* _WHAT TO PRODUCE_:
Transcribe every line exactly. Leave the pictures behind.

* _RECORD EXTRACTS_:
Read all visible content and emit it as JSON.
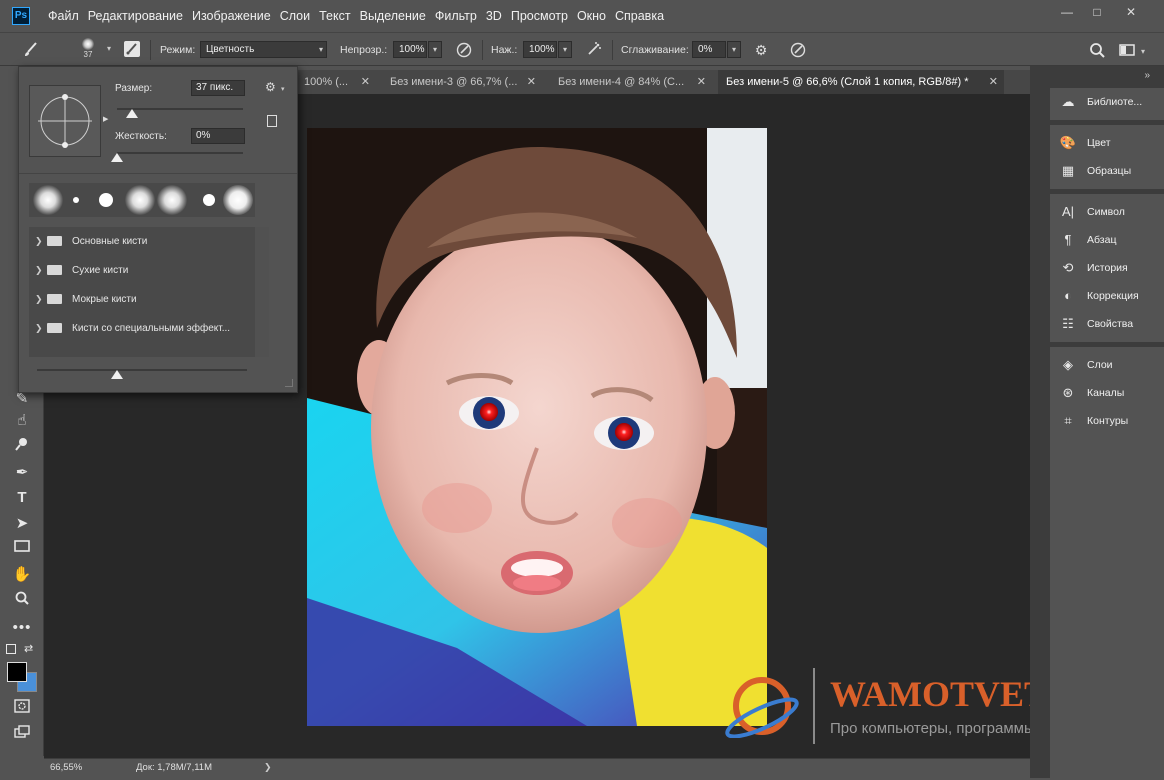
{
  "app": {
    "logo": "Ps"
  },
  "menu": [
    "Файл",
    "Редактирование",
    "Изображение",
    "Слои",
    "Текст",
    "Выделение",
    "Фильтр",
    "3D",
    "Просмотр",
    "Окно",
    "Справка"
  ],
  "window_controls": [
    "—",
    "□",
    "✕"
  ],
  "options": {
    "brush_size": "37",
    "mode_label": "Режим:",
    "mode_value": "Цветность",
    "opacity_label": "Непрозр.:",
    "opacity_value": "100%",
    "pressure_label": "Наж.:",
    "pressure_value": "100%",
    "smoothing_label": "Сглаживание:",
    "smoothing_value": "0%"
  },
  "tabs": [
    {
      "label": "100% (...",
      "active": false
    },
    {
      "label": "Без имени-3 @ 66,7% (...",
      "active": false
    },
    {
      "label": "Без имени-4 @ 84% (С...",
      "active": false
    },
    {
      "label": "Без имени-5 @ 66,6% (Слой 1 копия, RGB/8#) *",
      "active": true
    }
  ],
  "tab_overflow": "»",
  "brush_panel": {
    "size_label": "Размер:",
    "size_value": "37 пикс.",
    "hardness_label": "Жесткость:",
    "hardness_value": "0%",
    "size_fraction": 0.12,
    "hardness_fraction": 0.0,
    "preview_fraction": 0.38,
    "folders": [
      "Основные кисти",
      "Сухие кисти",
      "Мокрые кисти",
      "Кисти со специальными эффект..."
    ]
  },
  "right_panel": {
    "groups": [
      [
        {
          "label": "Библиоте...",
          "icon": "cloud-icon"
        }
      ],
      [
        {
          "label": "Цвет",
          "icon": "palette-icon"
        },
        {
          "label": "Образцы",
          "icon": "grid-icon"
        }
      ],
      [
        {
          "label": "Символ",
          "icon": "character-icon"
        },
        {
          "label": "Абзац",
          "icon": "paragraph-icon"
        },
        {
          "label": "История",
          "icon": "history-icon"
        },
        {
          "label": "Коррекция",
          "icon": "adjustment-icon"
        },
        {
          "label": "Свойства",
          "icon": "properties-icon"
        }
      ],
      [
        {
          "label": "Слои",
          "icon": "layers-icon"
        },
        {
          "label": "Каналы",
          "icon": "channels-icon"
        },
        {
          "label": "Контуры",
          "icon": "paths-icon"
        }
      ]
    ]
  },
  "status": {
    "zoom": "66,55%",
    "doc": "Док: 1,78M/7,11M",
    "arrow": "❯"
  },
  "watermark": {
    "title": "WAMOTVET.RU",
    "subtitle": "Про компьютеры, программы и сайты"
  },
  "colors": {
    "foreground": "#000000",
    "background": "#4a90d9",
    "watermark_accent": "#d9602a"
  }
}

* _TASK ANSWER_:
Read all visible content and emit it as JSON.
{
  "app": {
    "logo": "Ps"
  },
  "menu": [
    "Файл",
    "Редактирование",
    "Изображение",
    "Слои",
    "Текст",
    "Выделение",
    "Фильтр",
    "3D",
    "Просмотр",
    "Окно",
    "Справка"
  ],
  "window_controls": [
    "—",
    "□",
    "✕"
  ],
  "options": {
    "brush_size": "37",
    "mode_label": "Режим:",
    "mode_value": "Цветность",
    "opacity_label": "Непрозр.:",
    "opacity_value": "100%",
    "pressure_label": "Наж.:",
    "pressure_value": "100%",
    "smoothing_label": "Сглаживание:",
    "smoothing_value": "0%"
  },
  "tabs": [
    {
      "label": "100% (...",
      "active": false
    },
    {
      "label": "Без имени-3 @ 66,7% (...",
      "active": false
    },
    {
      "label": "Без имени-4 @ 84% (С...",
      "active": false
    },
    {
      "label": "Без имени-5 @ 66,6% (Слой 1 копия, RGB/8#) *",
      "active": true
    }
  ],
  "tab_overflow": "»",
  "brush_panel": {
    "size_label": "Размер:",
    "size_value": "37 пикс.",
    "hardness_label": "Жесткость:",
    "hardness_value": "0%",
    "size_fraction": 0.12,
    "hardness_fraction": 0.0,
    "preview_fraction": 0.38,
    "folders": [
      "Основные кисти",
      "Сухие кисти",
      "Мокрые кисти",
      "Кисти со специальными эффект..."
    ]
  },
  "right_panel": {
    "groups": [
      [
        {
          "label": "Библиоте...",
          "icon": "cloud-icon"
        }
      ],
      [
        {
          "label": "Цвет",
          "icon": "palette-icon"
        },
        {
          "label": "Образцы",
          "icon": "grid-icon"
        }
      ],
      [
        {
          "label": "Символ",
          "icon": "character-icon"
        },
        {
          "label": "Абзац",
          "icon": "paragraph-icon"
        },
        {
          "label": "История",
          "icon": "history-icon"
        },
        {
          "label": "Коррекция",
          "icon": "adjustment-icon"
        },
        {
          "label": "Свойства",
          "icon": "properties-icon"
        }
      ],
      [
        {
          "label": "Слои",
          "icon": "layers-icon"
        },
        {
          "label": "Каналы",
          "icon": "channels-icon"
        },
        {
          "label": "Контуры",
          "icon": "paths-icon"
        }
      ]
    ]
  },
  "status": {
    "zoom": "66,55%",
    "doc": "Док: 1,78M/7,11M",
    "arrow": "❯"
  },
  "watermark": {
    "title": "WAMOTVET.RU",
    "subtitle": "Про компьютеры, программы и сайты"
  },
  "colors": {
    "foreground": "#000000",
    "background": "#4a90d9",
    "watermark_accent": "#d9602a"
  }
}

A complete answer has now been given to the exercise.